[Data entries]
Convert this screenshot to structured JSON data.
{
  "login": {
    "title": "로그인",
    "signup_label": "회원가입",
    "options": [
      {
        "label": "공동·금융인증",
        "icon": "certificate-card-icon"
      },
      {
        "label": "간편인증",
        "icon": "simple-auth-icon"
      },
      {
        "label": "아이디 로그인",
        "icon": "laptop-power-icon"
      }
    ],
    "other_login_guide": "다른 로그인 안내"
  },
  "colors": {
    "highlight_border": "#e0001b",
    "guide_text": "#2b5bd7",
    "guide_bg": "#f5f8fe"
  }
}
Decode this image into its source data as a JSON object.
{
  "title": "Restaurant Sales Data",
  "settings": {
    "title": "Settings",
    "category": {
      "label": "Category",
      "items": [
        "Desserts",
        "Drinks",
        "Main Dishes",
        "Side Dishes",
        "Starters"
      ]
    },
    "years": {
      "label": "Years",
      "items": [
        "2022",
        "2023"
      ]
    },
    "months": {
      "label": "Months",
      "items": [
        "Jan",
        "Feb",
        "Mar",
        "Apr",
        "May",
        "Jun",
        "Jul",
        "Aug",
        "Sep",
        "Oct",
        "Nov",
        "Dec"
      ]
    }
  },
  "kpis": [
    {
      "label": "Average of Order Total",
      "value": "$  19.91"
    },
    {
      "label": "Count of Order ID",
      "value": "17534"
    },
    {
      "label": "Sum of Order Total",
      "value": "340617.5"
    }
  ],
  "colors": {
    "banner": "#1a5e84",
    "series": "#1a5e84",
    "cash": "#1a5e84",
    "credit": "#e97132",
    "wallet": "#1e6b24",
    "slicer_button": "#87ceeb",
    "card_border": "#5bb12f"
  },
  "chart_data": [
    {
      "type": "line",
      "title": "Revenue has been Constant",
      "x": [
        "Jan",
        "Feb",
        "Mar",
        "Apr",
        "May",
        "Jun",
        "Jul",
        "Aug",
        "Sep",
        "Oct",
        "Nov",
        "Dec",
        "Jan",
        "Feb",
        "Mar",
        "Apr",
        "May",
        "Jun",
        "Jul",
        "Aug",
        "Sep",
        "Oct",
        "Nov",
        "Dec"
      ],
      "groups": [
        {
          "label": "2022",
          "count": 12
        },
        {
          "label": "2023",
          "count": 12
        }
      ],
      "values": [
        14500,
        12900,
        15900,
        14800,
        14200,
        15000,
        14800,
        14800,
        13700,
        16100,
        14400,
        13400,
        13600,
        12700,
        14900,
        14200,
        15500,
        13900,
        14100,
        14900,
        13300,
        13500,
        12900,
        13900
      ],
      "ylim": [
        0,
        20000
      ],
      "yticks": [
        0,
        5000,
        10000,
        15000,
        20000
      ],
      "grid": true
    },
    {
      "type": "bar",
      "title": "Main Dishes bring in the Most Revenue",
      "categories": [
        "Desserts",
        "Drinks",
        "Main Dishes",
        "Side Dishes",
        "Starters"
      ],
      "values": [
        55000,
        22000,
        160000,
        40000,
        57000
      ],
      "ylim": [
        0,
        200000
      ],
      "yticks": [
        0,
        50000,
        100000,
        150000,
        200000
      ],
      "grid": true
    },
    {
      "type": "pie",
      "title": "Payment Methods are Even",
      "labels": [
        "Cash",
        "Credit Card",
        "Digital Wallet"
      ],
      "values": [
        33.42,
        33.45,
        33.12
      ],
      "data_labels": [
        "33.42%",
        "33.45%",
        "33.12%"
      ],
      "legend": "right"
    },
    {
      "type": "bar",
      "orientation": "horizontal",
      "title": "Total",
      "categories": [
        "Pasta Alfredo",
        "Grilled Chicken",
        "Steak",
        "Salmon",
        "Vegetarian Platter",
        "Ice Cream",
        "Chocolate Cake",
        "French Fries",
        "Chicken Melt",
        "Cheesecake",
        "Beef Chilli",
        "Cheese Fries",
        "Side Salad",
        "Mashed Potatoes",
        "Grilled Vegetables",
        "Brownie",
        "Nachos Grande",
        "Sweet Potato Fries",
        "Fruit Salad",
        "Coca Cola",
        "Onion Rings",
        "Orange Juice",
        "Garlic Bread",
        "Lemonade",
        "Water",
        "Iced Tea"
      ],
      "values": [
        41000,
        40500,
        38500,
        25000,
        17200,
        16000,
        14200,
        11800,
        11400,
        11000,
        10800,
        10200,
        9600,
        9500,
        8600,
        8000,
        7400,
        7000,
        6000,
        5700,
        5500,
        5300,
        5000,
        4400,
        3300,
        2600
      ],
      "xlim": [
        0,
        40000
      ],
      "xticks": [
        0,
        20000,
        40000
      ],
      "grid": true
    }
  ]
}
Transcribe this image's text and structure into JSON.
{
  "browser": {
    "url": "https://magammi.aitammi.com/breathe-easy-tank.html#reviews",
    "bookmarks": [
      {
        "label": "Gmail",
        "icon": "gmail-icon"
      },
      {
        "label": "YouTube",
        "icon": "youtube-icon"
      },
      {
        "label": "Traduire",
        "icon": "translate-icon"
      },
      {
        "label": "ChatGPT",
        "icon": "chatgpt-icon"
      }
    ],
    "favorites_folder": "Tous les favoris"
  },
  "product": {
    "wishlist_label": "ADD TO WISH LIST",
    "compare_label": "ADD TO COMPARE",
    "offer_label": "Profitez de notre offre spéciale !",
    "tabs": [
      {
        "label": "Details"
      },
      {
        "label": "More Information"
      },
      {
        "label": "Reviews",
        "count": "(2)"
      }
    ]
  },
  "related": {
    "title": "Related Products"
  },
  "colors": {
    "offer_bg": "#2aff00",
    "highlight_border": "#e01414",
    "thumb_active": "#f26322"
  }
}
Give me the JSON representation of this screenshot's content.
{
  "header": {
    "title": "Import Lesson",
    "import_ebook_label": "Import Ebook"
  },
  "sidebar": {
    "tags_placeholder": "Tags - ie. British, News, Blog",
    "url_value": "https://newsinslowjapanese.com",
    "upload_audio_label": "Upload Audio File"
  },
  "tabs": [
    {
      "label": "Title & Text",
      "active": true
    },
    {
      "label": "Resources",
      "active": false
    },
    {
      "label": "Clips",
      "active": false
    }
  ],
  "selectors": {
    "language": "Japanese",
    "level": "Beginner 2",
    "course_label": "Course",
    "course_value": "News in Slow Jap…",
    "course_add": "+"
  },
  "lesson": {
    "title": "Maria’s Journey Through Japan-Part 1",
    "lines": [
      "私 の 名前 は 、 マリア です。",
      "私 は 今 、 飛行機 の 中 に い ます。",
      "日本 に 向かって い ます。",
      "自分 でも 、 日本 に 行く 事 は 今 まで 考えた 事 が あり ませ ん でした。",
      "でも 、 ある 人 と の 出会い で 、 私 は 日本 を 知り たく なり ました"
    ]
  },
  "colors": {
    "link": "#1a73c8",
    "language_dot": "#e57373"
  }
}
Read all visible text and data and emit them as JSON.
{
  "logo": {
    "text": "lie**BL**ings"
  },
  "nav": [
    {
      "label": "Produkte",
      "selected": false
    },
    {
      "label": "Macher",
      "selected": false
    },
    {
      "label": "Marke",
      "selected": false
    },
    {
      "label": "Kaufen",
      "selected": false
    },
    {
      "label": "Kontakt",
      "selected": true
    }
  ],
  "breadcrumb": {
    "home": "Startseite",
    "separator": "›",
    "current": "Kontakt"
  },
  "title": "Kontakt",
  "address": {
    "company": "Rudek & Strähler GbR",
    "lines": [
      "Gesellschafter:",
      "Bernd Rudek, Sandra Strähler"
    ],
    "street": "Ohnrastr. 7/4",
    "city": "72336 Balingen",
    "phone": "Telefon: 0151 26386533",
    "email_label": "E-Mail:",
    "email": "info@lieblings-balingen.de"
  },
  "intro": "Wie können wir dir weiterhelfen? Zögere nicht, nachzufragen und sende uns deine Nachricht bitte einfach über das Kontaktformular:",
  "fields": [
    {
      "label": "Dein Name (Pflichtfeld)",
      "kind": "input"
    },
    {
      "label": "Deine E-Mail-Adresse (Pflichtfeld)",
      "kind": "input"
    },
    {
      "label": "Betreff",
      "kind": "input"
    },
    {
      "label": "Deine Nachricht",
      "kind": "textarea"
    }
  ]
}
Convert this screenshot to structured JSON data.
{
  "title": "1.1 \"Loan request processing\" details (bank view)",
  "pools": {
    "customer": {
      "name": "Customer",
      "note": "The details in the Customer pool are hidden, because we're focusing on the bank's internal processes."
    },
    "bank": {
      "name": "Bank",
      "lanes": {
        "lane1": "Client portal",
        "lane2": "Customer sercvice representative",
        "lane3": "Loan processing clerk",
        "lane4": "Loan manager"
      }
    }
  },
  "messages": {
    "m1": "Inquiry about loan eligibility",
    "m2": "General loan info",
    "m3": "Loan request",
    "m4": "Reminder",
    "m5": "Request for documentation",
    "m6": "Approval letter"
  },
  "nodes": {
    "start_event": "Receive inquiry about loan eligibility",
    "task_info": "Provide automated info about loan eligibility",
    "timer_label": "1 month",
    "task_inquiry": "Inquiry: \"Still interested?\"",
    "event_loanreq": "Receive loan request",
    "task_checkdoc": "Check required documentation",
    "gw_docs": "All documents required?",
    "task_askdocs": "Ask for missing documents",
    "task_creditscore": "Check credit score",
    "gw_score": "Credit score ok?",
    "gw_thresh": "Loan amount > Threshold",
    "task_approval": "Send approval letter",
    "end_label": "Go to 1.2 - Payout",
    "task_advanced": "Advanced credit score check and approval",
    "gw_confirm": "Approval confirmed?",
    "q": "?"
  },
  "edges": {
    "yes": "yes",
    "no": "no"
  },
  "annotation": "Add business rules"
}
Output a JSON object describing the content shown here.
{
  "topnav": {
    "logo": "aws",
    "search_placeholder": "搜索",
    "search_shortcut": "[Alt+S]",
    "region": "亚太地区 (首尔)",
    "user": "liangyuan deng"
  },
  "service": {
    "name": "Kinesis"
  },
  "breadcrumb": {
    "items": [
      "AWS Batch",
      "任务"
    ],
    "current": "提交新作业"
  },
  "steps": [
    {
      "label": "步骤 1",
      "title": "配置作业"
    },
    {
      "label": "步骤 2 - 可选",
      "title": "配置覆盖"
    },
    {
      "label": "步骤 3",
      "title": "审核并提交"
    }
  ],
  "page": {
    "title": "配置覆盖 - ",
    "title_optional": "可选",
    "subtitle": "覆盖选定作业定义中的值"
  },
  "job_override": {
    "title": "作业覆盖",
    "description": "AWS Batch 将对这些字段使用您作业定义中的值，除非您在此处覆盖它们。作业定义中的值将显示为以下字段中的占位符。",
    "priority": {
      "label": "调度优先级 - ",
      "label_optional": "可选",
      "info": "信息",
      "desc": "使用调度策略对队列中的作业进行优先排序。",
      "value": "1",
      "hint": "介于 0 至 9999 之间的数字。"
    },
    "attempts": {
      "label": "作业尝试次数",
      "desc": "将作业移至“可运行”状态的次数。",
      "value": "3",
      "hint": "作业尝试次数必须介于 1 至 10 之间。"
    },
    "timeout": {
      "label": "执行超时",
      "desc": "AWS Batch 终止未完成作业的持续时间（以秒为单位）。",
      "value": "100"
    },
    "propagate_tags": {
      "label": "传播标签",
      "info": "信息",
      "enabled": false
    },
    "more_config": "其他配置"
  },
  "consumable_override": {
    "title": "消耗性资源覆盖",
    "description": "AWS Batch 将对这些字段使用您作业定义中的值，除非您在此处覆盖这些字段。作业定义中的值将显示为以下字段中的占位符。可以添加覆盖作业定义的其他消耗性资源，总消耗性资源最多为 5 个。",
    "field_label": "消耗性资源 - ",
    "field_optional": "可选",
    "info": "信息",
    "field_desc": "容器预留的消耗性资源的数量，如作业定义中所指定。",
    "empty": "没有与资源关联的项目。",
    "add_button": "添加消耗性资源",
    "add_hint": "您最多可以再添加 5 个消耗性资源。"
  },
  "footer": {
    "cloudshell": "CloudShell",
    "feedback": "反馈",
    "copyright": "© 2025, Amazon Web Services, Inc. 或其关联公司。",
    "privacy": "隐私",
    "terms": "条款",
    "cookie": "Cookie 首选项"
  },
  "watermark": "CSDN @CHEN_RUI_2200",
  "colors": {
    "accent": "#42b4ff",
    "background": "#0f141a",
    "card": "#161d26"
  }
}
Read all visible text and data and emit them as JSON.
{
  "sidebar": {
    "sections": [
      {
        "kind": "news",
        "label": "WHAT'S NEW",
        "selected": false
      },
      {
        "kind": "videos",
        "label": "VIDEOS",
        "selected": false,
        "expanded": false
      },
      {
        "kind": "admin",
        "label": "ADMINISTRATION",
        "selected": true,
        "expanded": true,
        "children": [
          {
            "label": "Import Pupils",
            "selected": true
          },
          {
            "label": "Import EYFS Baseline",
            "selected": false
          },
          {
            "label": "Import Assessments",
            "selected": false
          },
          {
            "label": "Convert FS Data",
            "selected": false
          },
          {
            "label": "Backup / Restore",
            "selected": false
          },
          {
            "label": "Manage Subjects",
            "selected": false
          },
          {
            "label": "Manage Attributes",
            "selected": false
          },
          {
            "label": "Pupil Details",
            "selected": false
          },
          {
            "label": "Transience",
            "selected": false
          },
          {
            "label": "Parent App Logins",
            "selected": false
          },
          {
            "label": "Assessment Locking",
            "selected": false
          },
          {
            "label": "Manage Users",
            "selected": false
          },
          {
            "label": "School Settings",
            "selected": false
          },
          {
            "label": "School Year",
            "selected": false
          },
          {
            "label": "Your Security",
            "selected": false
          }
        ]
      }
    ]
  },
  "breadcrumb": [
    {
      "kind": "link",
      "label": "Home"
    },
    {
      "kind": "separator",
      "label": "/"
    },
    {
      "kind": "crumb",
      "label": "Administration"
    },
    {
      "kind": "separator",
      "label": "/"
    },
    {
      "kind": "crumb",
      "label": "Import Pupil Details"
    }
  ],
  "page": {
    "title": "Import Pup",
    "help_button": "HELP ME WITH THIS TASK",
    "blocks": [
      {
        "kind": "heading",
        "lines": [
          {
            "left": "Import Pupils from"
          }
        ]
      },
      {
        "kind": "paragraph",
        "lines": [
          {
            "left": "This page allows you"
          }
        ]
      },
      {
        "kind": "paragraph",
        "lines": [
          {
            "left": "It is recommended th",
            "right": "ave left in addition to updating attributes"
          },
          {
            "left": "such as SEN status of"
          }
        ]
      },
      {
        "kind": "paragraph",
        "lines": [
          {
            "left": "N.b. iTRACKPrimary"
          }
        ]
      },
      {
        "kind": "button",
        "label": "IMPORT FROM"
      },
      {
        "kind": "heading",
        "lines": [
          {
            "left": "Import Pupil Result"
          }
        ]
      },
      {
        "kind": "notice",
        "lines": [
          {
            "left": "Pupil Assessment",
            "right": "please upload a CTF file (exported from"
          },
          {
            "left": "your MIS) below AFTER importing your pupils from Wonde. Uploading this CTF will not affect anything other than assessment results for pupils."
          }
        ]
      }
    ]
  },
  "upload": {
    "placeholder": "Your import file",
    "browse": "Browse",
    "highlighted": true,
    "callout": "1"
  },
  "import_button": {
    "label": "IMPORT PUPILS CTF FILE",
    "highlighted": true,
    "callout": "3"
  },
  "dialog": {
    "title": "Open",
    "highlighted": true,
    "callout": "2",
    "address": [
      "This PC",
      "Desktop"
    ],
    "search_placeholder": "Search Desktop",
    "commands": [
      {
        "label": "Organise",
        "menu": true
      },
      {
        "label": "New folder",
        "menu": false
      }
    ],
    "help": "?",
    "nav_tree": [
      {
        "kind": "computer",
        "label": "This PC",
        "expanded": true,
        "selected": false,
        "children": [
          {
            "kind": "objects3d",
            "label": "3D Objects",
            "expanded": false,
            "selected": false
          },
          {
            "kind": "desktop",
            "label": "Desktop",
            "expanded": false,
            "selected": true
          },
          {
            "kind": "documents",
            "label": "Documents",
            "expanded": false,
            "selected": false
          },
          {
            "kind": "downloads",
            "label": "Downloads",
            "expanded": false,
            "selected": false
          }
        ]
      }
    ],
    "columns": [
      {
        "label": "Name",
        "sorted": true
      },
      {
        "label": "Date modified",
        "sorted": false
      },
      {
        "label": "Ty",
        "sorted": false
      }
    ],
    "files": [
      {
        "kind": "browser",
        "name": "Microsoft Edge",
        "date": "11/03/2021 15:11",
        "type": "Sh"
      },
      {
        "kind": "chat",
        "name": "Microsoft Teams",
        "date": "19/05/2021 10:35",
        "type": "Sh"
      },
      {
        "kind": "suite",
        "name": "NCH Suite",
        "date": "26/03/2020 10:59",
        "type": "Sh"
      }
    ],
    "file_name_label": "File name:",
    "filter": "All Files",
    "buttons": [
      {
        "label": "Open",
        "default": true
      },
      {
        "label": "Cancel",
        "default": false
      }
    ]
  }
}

=== Request ===
Only the number is wanted: how many lines in the data include the word "score"?

=== Correct result ===
3